▶ **Data excerpts**

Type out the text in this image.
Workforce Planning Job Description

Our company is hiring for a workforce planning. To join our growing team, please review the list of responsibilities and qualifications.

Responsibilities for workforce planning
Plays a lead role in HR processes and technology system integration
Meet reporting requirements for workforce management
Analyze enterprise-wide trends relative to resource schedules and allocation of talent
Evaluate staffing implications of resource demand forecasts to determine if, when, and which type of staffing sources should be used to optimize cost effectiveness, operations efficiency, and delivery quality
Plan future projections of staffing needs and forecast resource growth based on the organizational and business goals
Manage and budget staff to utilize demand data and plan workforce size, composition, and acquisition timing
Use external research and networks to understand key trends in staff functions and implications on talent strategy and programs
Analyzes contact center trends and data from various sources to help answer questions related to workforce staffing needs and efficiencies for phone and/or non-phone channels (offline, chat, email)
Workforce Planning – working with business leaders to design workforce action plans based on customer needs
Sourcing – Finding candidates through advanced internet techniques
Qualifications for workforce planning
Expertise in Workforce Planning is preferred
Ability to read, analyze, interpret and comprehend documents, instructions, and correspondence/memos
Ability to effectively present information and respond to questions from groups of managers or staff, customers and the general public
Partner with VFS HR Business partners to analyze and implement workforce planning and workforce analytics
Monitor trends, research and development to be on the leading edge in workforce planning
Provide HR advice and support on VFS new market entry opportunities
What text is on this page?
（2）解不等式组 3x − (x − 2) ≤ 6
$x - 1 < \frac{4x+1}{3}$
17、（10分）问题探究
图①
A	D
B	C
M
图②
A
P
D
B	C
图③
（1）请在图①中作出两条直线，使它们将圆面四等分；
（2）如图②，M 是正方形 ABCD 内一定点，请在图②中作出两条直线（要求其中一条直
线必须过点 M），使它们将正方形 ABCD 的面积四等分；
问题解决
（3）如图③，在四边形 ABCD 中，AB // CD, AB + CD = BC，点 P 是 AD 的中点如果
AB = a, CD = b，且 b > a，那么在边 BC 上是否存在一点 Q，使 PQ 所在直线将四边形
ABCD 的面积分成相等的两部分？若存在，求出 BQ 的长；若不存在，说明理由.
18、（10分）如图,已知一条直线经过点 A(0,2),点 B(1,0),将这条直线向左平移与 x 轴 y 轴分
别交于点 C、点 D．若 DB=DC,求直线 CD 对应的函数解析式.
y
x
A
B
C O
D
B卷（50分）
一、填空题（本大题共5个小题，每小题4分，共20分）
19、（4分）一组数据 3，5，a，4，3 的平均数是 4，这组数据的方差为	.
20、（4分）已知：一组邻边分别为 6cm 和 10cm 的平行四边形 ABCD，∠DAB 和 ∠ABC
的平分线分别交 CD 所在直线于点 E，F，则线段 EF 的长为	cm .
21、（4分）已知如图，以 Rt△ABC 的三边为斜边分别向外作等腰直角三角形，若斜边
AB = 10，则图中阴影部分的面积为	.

▶ **Challenge**
What is needed here is an exact reproduction of all the entries.

▶ **Response to this task**
Type out the text in this image.
Workforce Planning Job Description

Our company is hiring for a workforce planning. To join our growing team, please review the list of responsibilities and qualifications.

Responsibilities for workforce planning
Plays a lead role in HR processes and technology system integration
Meet reporting requirements for workforce management
Analyze enterprise-wide trends relative to resource schedules and allocation of talent
Evaluate staffing implications of resource demand forecasts to determine if, when, and which type of staffing sources should be used to optimize cost effectiveness, operations efficiency, and delivery quality
Plan future projections of staffing needs and forecast resource growth based on the organizational and business goals
Manage and budget staff to utilize demand data and plan workforce size, composition, and acquisition timing
Use external research and networks to understand key trends in staff functions and implications on talent strategy and programs
Analyzes contact center trends and data from various sources to help answer questions related to workforce staffing needs and efficiencies for phone and/or non-phone channels (offline, chat, email)
Workforce Planning – working with business leaders to design workforce action plans based on customer needs
Sourcing – Finding candidates through advanced internet techniques
Qualifications for workforce planning
Expertise in Workforce Planning is preferred
Ability to read, analyze, interpret and comprehend documents, instructions, and correspondence/memos
Ability to effectively present information and respond to questions from groups of managers or staff, customers and the general public
Partner with VFS HR Business partners to analyze and implement workforce planning and workforce analytics
Monitor trends, research and development to be on the leading edge in workforce planning
Provide HR advice and support on VFS new market entry opportunities
What text is on this page?
（2）解不等式组 3x − (x − 2) ≤ 6
$x - 1 < \frac{4x+1}{3}$
17、（10分）问题探究
图①
A	D
B	C
M
图②
A
P
D
B	C
图③
（1）请在图①中作出两条直线，使它们将圆面四等分；
（2）如图②，M 是正方形 ABCD 内一定点，请在图②中作出两条直线（要求其中一条直
线必须过点 M），使它们将正方形 ABCD 的面积四等分；
问题解决
（3）如图③，在四边形 ABCD 中，AB // CD, AB + CD = BC，点 P 是 AD 的中点如果
AB = a, CD = b，且 b > a，那么在边 BC 上是否存在一点 Q，使 PQ 所在直线将四边形
ABCD 的面积分成相等的两部分？若存在，求出 BQ 的长；若不存在，说明理由.
18、（10分）如图,已知一条直线经过点 A(0,2),点 B(1,0),将这条直线向左平移与 x 轴 y 轴分
别交于点 C、点 D．若 DB=DC,求直线 CD 对应的函数解析式.
y
x
A
B
C O
D
B卷（50分）
一、填空题（本大题共5个小题，每小题4分，共20分）
19、（4分）一组数据 3，5，a，4，3 的平均数是 4，这组数据的方差为	.
20、（4分）已知：一组邻边分别为 6cm 和 10cm 的平行四边形 ABCD，∠DAB 和 ∠ABC
的平分线分别交 CD 所在直线于点 E，F，则线段 EF 的长为	cm .
21、（4分）已知如图，以 Rt△ABC 的三边为斜边分别向外作等腰直角三角形，若斜边
AB = 10，则图中阴影部分的面积为	.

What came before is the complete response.